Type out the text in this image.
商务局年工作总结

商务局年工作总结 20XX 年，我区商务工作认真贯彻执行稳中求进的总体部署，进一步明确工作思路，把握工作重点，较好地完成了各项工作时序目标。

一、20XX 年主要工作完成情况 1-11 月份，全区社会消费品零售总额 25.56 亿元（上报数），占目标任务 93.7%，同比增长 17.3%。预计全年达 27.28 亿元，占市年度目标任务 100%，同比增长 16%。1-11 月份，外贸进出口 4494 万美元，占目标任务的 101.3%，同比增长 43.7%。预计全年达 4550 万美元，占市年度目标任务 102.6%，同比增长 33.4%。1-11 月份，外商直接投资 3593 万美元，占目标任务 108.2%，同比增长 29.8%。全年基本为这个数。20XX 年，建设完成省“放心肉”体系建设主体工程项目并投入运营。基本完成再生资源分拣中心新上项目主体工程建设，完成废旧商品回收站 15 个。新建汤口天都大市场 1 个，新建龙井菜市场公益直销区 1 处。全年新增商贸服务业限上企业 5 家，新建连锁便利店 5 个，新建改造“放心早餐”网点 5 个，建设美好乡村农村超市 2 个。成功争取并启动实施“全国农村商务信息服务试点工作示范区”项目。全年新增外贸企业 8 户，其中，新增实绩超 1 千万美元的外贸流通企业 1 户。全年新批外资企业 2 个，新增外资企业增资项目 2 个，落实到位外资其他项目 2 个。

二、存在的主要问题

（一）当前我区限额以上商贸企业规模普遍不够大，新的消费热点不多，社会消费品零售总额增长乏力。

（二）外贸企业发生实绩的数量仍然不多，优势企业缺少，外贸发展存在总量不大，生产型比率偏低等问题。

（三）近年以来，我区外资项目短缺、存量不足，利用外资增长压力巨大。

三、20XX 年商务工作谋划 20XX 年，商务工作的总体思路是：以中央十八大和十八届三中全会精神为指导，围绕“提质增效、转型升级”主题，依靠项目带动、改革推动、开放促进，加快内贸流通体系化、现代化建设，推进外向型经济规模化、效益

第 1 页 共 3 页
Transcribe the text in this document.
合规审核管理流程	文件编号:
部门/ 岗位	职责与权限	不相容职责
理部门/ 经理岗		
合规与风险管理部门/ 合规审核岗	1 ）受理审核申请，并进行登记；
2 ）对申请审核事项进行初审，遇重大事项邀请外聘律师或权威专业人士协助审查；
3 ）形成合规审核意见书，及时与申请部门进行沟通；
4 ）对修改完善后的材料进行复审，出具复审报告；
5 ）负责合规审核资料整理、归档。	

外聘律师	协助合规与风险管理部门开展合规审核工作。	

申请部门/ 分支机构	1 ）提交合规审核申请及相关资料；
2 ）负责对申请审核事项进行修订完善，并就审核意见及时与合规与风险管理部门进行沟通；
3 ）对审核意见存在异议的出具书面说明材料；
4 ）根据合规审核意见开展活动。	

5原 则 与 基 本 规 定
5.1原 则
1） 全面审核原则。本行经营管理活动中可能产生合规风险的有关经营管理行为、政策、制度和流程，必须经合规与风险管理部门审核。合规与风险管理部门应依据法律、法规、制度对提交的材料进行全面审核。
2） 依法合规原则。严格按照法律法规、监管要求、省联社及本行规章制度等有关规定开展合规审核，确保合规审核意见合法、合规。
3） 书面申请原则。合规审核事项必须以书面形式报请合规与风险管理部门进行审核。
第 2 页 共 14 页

= = = =

WHAT YOU ARE ASKED TO DO — Go through the records line by line and count those containing the string "text". Give only the total.

THE COMPLETED TASK — 2